WHAT IS ASKED. Select each line where the word "veiligheidsslot" appears.

EXCERPTED DATA.

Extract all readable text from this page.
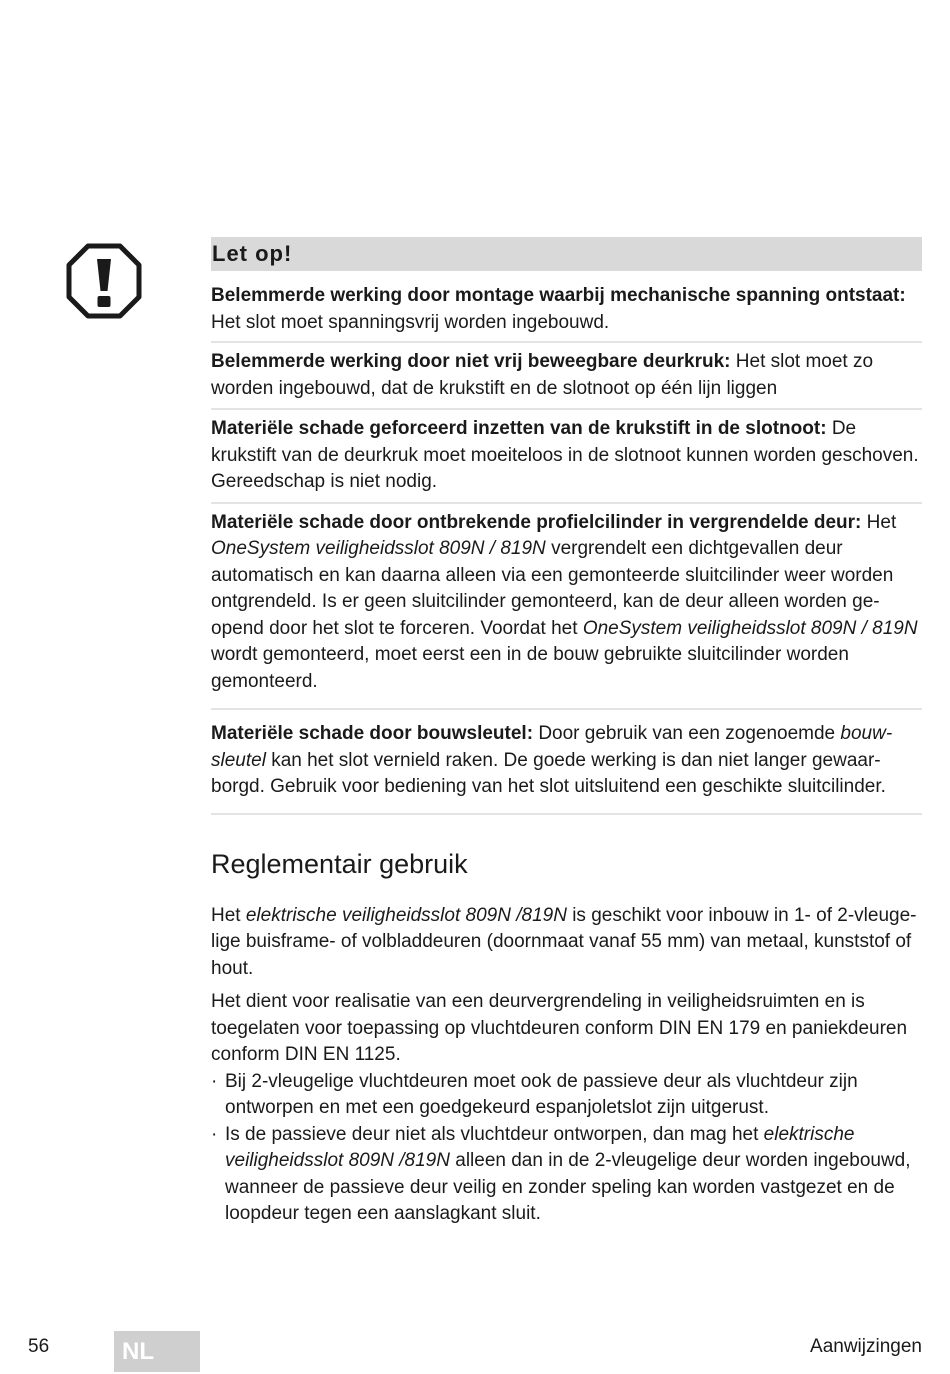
Let op!
Belemmerde werking door montage waarbij mechanische spanning ontstaat: Het slot moet spanningsvrij worden ingebouwd.
Belemmerde werking door niet vrij beweegbare deurkruk: Het slot moet zo worden ingebouwd, dat de krukstift en de slotnoot op één lijn liggen
Materiële schade geforceerd inzetten van de krukstift in de slotnoot: De krukstift van de deurkruk moet moeiteloos in de slotnoot kunnen worden geschoven. Gereedschap is niet nodig.
Materiële schade door ontbrekende profielcilinder in vergrendelde deur: Het OneSystem veiligheidsslot 809N / 819N vergrendelt een dichtgevallen deur automatisch en kan daarna alleen via een gemonteerde sluitcilinder weer worden ontgrendeld. Is er geen sluitcilinder gemonteerd, kan de deur alleen worden geopend door het slot te forceren. Voordat het OneSystem veiligheidsslot 809N / 819N wordt gemonteerd, moet eerst een in de bouw gebruikte sluitcilinder worden gemonteerd.
Materiële schade door bouwsleutel: Door gebruik van een zogenoemde bouwsleutel kan het slot vernield raken. De goede werking is dan niet langer gewaarborgd. Gebruik voor bediening van het slot uitsluitend een geschikte sluitcilinder.
Reglementair gebruik

Het elektrische veiligheidsslot 809N /819N is geschikt voor inbouw in 1- of 2-vleugelige buisframe- of volbladdeuren (doornmaat vanaf 55 mm) van metaal, kunststof of hout.

Het dient voor realisatie van een deurvergrendeling in veiligheidsruimten en is toegelaten voor toepassing op vluchtdeuren conform DIN EN 179 en paniekdeuren conform DIN EN 1125.

· Bij 2-vleugelige vluchtdeuren moet ook de passieve deur als vluchtdeur zijn ontworpen en met een goedgekeurd espanjoletslot zijn uitgerust.
· Is de passieve deur niet als vluchtdeur ontworpen, dan mag het elektrische veiligheidsslot 809N /819N alleen dan in de 2-vleugelige deur worden ingebouwd, wanneer de passieve deur veilig en zonder speling kan worden vastgezet en de loopdeur tegen een aanslagkant sluit.
56	NL	Aanwijzingen
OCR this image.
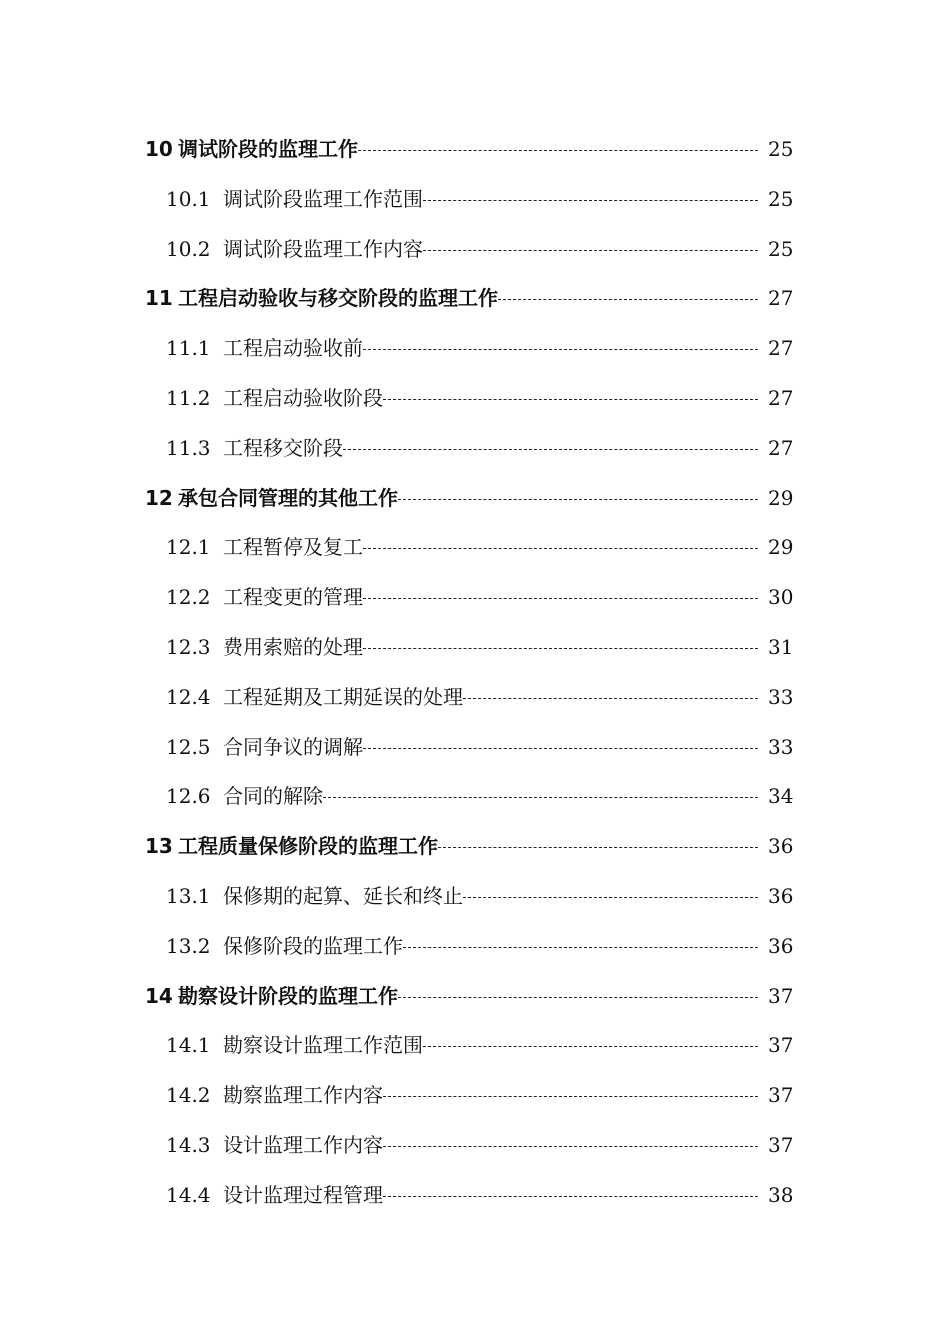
10 调试阶段的监理工作	25
10.1 调试阶段监理工作范围	25
10.2 调试阶段监理工作内容	25
11 工程启动验收与移交阶段的监理工作	27
11.1 工程启动验收前	27
11.2 工程启动验收阶段	27
11.3 工程移交阶段	27
12 承包合同管理的其他工作	29
12.1 工程暂停及复工	29
12.2 工程变更的管理	30
12.3 费用索赔的处理	31
12.4 工程延期及工期延误的处理	33
12.5 合同争议的调解	33
12.6 合同的解除	34
13 工程质量保修阶段的监理工作	36
13.1 保修期的起算、延长和终止	36
13.2 保修阶段的监理工作	36
14 勘察设计阶段的监理工作	37
14.1 勘察设计监理工作范围	37
14.2 勘察监理工作内容	37
14.3 设计监理工作内容	37
14.4 设计监理过程管理	38
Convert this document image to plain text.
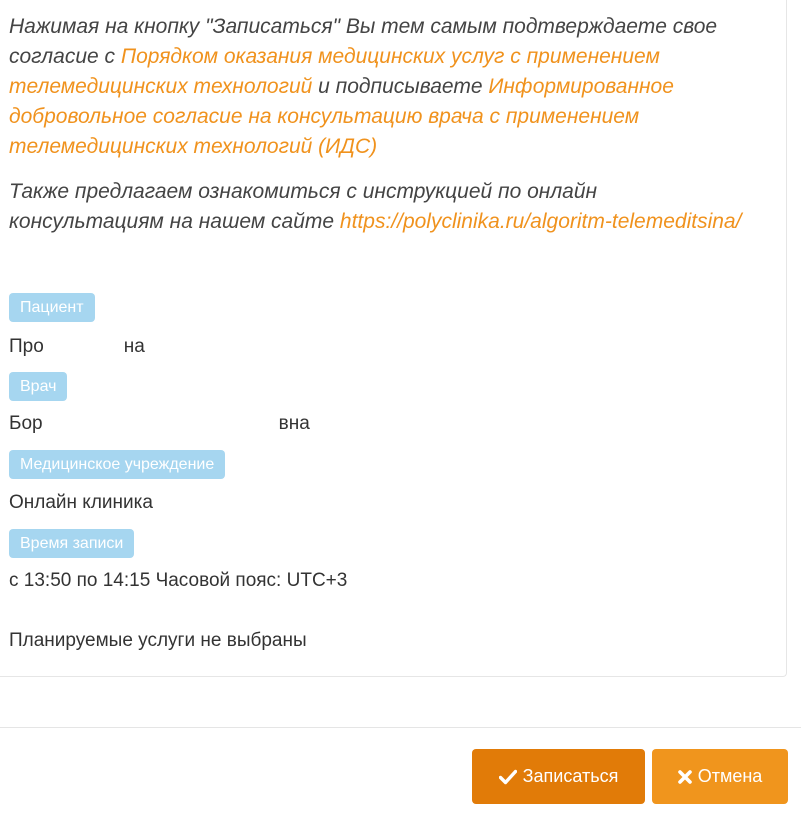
Нажимая на кнопку "Записаться" Вы тем самым подтверждаете свое согласие с Порядком оказания медицинских услуг с применением телемедицинских технологий и подписываете Информированное добровольное согласие на консультацию врача с применением телемедицинских технологий (ИДС)

Также предлагаем ознакомиться с инструкцией по онлайн консультациям на нашем сайте https://polyclinika.ru/algoritm-telemeditsina/

Пациент
Про	на
Врач
Бор	вна
Медицинское учреждение
Онлайн клиника
Время записи
с 13:50 по 14:15 Часовой пояс: UTC+3
Планируемые услуги не выбраны
Записаться	Отмена
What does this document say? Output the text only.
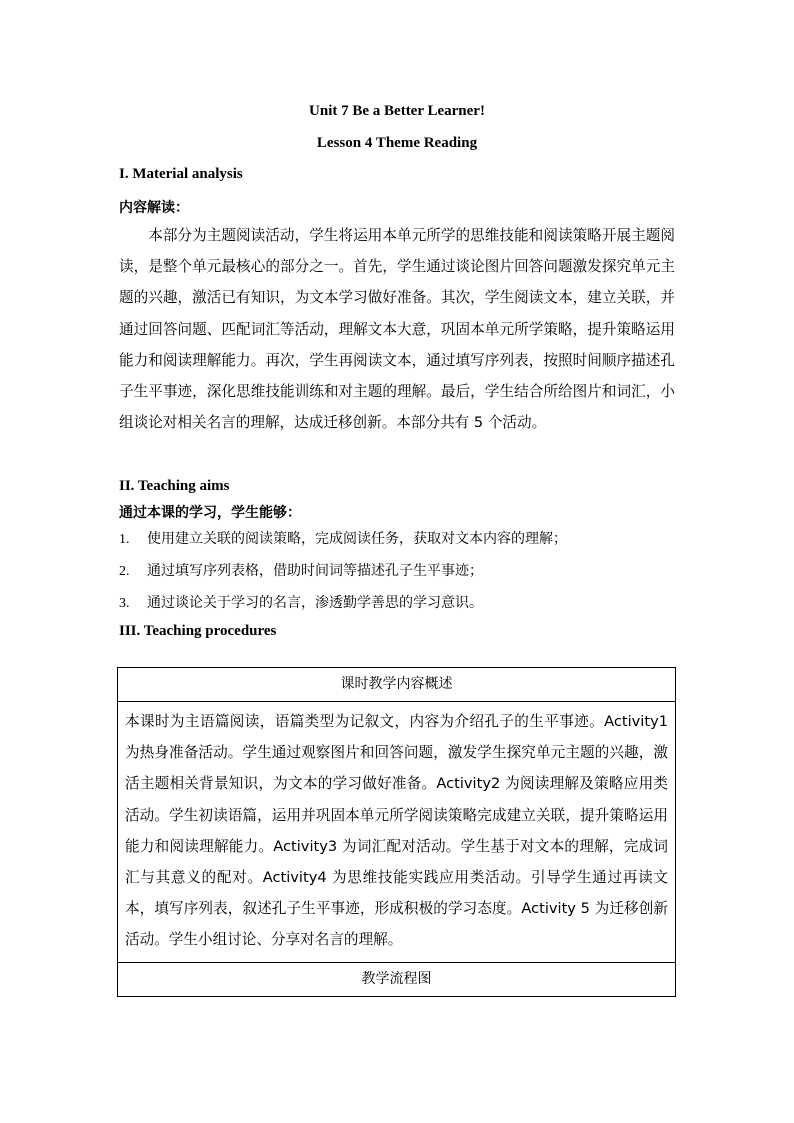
Unit 7 Be a Better Learner!
Lesson 4 Theme Reading
I. Material analysis
内容解读：
本部分为主题阅读活动，学生将运用本单元所学的思维技能和阅读策略开展主题阅读，是整个单元最核心的部分之一。首先，学生通过谈论图片回答问题激发探究单元主题的兴趣，激活已有知识，为文本学习做好准备。其次，学生阅读文本，建立关联，并通过回答问题、匹配词汇等活动，理解文本大意，巩固本单元所学策略，提升策略运用能力和阅读理解能力。再次，学生再阅读文本，通过填写序列表，按照时间顺序描述孔子生平事迹，深化思维技能训练和对主题的理解。最后，学生结合所给图片和词汇，小组谈论对相关名言的理解，达成迁移创新。本部分共有 5 个活动。
II. Teaching aims
通过本课的学习，学生能够：
1. 使用建立关联的阅读策略，完成阅读任务，获取对文本内容的理解；
2. 通过填写序列表格，借助时间词等描述孔子生平事迹；
3. 通过谈论关于学习的名言，渗透勤学善思的学习意识。
III. Teaching procedures
课时教学内容概述
本课时为主语篇阅读，语篇类型为记叙文，内容为介绍孔子的生平事迹。Activity1 为热身准备活动。学生通过观察图片和回答问题，激发学生探究单元主题的兴趣，激活主题相关背景知识，为文本的学习做好准备。Activity2 为阅读理解及策略应用类活动。学生初读语篇，运用并巩固本单元所学阅读策略完成建立关联，提升策略运用能力和阅读理解能力。Activity3 为词汇配对活动。学生基于对文本的理解，完成词汇与其意义的配对。Activity4 为思维技能实践应用类活动。引导学生通过再读文本，填写序列表，叙述孔子生平事迹，形成积极的学习态度。Activity 5 为迁移创新活动。学生小组讨论、分享对名言的理解。
教学流程图
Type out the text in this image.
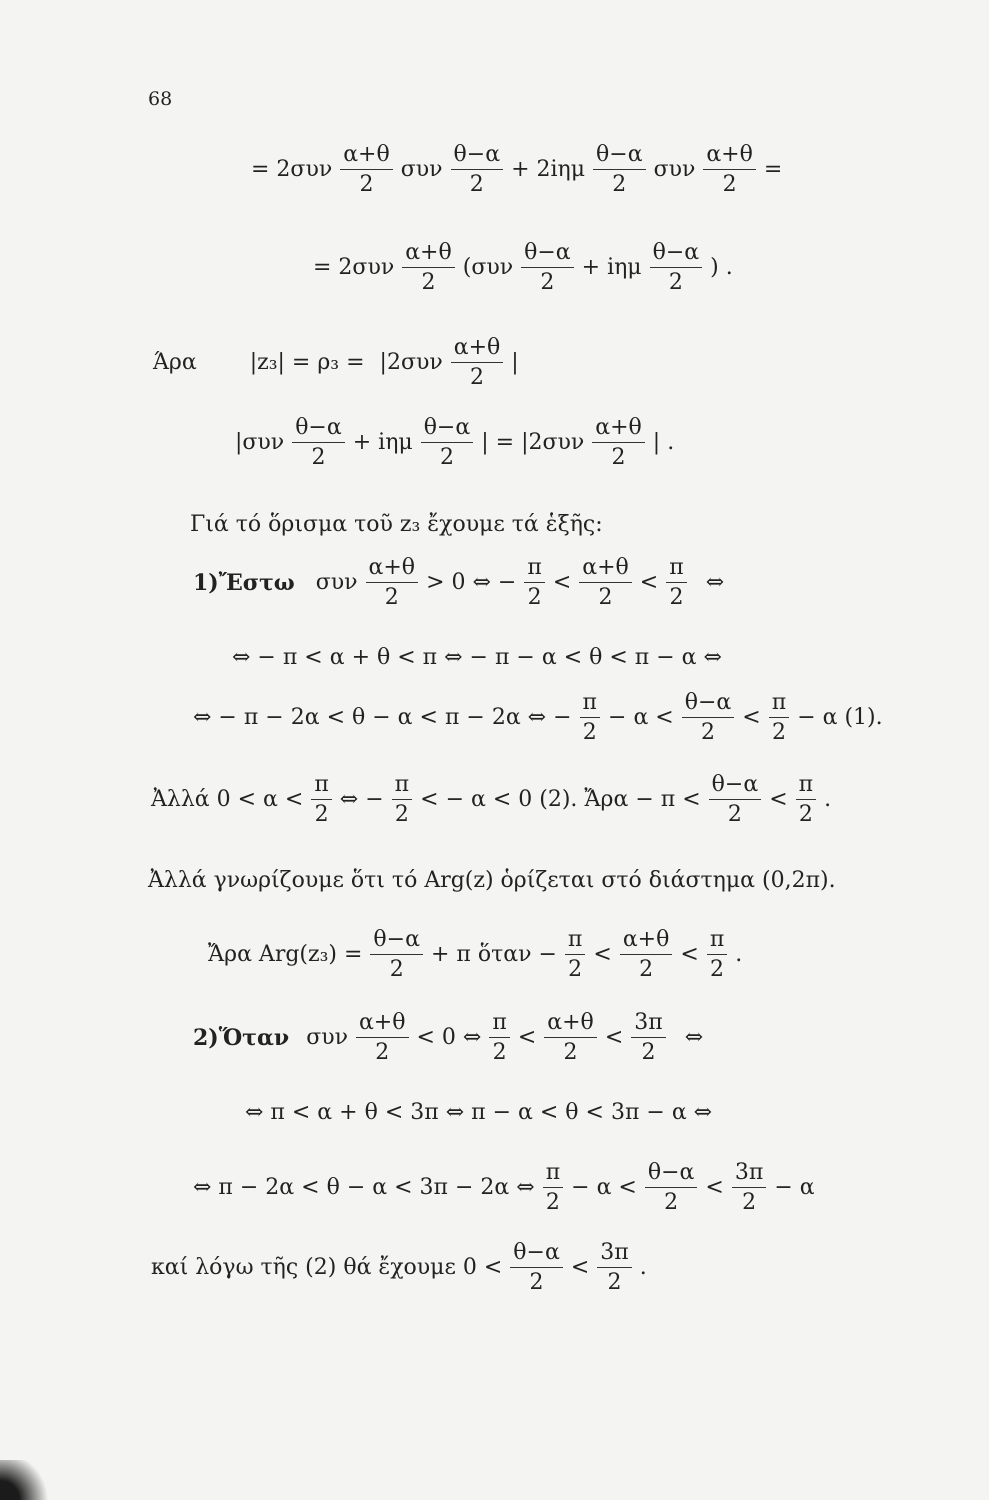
68
= $2\sigma\upsilon\nu \frac{\alpha+\theta}{2}$ συν $\frac{\theta-\alpha}{2} + 2i\eta\mu \frac{\theta-\alpha}{2}$ συν $\frac{\alpha+\theta}{2}$ =
= $2\sigma\upsilon\nu \frac{\alpha+\theta}{2} (\sigma\upsilon\nu \frac{\theta-\alpha}{2} + i\eta\mu \frac{\theta-\alpha}{2}$ ) .
Άρα $|z_3| = \rho_3 = |2\sigma\upsilon\nu \frac{\alpha+\theta}{2}$ |
$|\sigma\upsilon\nu \frac{\theta-\alpha}{2} + i\eta\mu \frac{\theta-\alpha}{2}$ | = $|2\sigma\upsilon\nu \frac{\alpha+\theta}{2}$ | .
Γιά τό ὅρισμα τοῦ z₃ ἔχουμε τά ἑξῆς:
1)Ἔστω συν $\frac{\alpha+\theta}{2} > 0$ ⇔ − $\frac{\pi}{2} < \frac{\alpha+\theta}{2} < \frac{\pi}{2}$ ⇔
⇔ − π < α + θ < π ⇔ − π − α < θ < π − α ⇔
⇔ − π − 2α < θ − α < π − 2α ⇔ − $\frac{\pi}{2} - \alpha < \frac{\theta-\alpha}{2} < \frac{\pi}{2} - \alpha$ (1).
Ἀλλά $0 < \alpha < \frac{\pi}{2}$ ⇔ − $\frac{\pi}{2}$ < − α < 0 (2). Ἄρα − $\pi < \frac{\theta-\alpha}{2} < \frac{\pi}{2}$ .
Ἀλλά γνωρίζουμε ὅτι τό Arg(z) ὁρίζεται στό διάστημα (0,2π).
Ἄρα $Arg(z_3) = \frac{\theta-\alpha}{2} + \pi$ ὅταν − $\frac{\pi}{2} < \frac{\alpha+\theta}{2} < \frac{\pi}{2}$ .
2)Ὅταν συν $\frac{\alpha+\theta}{2} < 0$ ⇔ $\frac{\pi}{2} < \frac{\alpha+\theta}{2} < \frac{3\pi}{2}$ ⇔
⇔ π < α + θ < 3π ⇔ π − α < θ < 3π − α ⇔
⇔ π − 2α < θ − α < 3π − 2α ⇔ $\frac{\pi}{2} - \alpha < \frac{\theta-\alpha}{2} < \frac{3\pi}{2} - \alpha$
καί λόγω τῆς (2) θά ἔχουμε $0 < \frac{\theta-\alpha}{2} < \frac{3\pi}{2}$ .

ANSWER FOR THIS EXERCISE.
Materiële schade door ontbrekende profielcilinder in vergrendelde deur: Het OneSystem veiligheidsslot 809N / 819N vergrendelt een dichtgevallen deur automatisch en kan daarna alleen via een gemonteerde sluitcilinder weer worden ontgrendeld. Is er geen sluitcilinder gemonteerd, kan de deur alleen worden geopend door het slot te forceren. Voordat het OneSystem veiligheidsslot 809N / 819N wordt gemonteerd, moet eerst een in de bouw gebruikte sluitcilinder worden gemonteerd.
Het elektrische veiligheidsslot 809N /819N is geschikt voor inbouw in 1- of 2-vleugelige buisframe- of volbladdeuren (doornmaat vanaf 55 mm) van metaal, kunststof of hout.
· Is de passieve deur niet als vluchtdeur ontworpen, dan mag het elektrische veiligheidsslot 809N /819N alleen dan in de 2-vleugelige deur worden ingebouwd, wanneer de passieve deur veilig en zonder speling kan worden vastgezet en de loopdeur tegen een aanslagkant sluit.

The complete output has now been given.